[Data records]
● ● ● ●
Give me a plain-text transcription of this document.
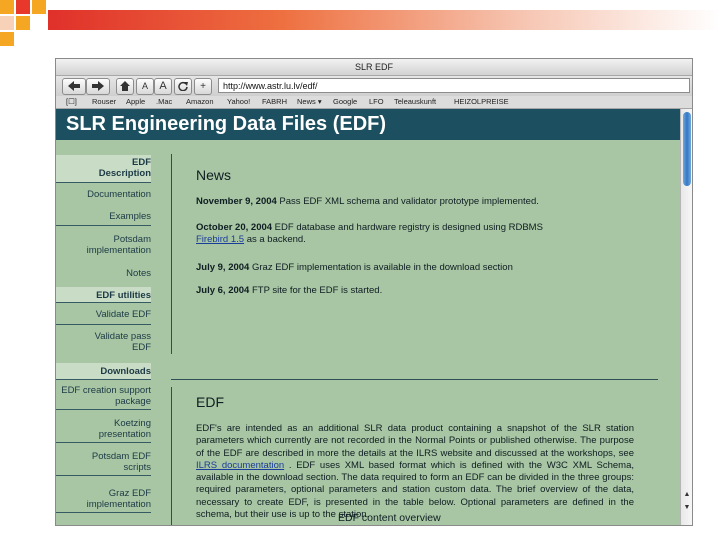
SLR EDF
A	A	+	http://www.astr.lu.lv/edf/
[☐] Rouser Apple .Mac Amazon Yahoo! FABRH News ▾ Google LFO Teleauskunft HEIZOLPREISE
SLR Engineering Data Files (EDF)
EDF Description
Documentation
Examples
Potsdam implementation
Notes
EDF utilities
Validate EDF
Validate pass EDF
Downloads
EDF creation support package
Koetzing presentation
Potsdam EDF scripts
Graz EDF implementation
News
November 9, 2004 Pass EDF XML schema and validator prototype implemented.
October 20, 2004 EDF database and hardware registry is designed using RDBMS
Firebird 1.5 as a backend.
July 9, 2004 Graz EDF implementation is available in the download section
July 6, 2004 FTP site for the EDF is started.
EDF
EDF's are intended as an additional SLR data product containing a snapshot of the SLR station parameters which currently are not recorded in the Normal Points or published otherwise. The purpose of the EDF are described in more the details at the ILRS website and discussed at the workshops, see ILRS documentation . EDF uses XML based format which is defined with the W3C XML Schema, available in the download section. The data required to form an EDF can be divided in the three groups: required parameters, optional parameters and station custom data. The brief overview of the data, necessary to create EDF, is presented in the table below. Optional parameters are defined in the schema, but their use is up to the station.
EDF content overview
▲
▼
● ● ● ●
OBJECTIVE |
Repeat the material above verbatim. Leave the pictures behind.

WRITTEN RESPONSE |
Give me a plain-text transcription of this document.
SLR EDF
A	A	+	http://www.astr.lu.lv/edf/
[☐] Rouser Apple .Mac Amazon Yahoo! FABRH News ▾ Google LFO Teleauskunft HEIZOLPREISE
SLR Engineering Data Files (EDF)
EDF Description
Documentation
Examples
Potsdam implementation
Notes
EDF utilities
Validate EDF
Validate pass EDF
Downloads
EDF creation support package
Koetzing presentation
Potsdam EDF scripts
Graz EDF implementation
News
November 9, 2004 Pass EDF XML schema and validator prototype implemented.
October 20, 2004 EDF database and hardware registry is designed using RDBMS
Firebird 1.5 as a backend.
July 9, 2004 Graz EDF implementation is available in the download section
July 6, 2004 FTP site for the EDF is started.
EDF
EDF's are intended as an additional SLR data product containing a snapshot of the SLR station parameters which currently are not recorded in the Normal Points or published otherwise. The purpose of the EDF are described in more the details at the ILRS website and discussed at the workshops, see ILRS documentation . EDF uses XML based format which is defined with the W3C XML Schema, available in the download section. The data required to form an EDF can be divided in the three groups: required parameters, optional parameters and station custom data. The brief overview of the data, necessary to create EDF, is presented in the table below. Optional parameters are defined in the schema, but their use is up to the station.
EDF content overview
▲
▼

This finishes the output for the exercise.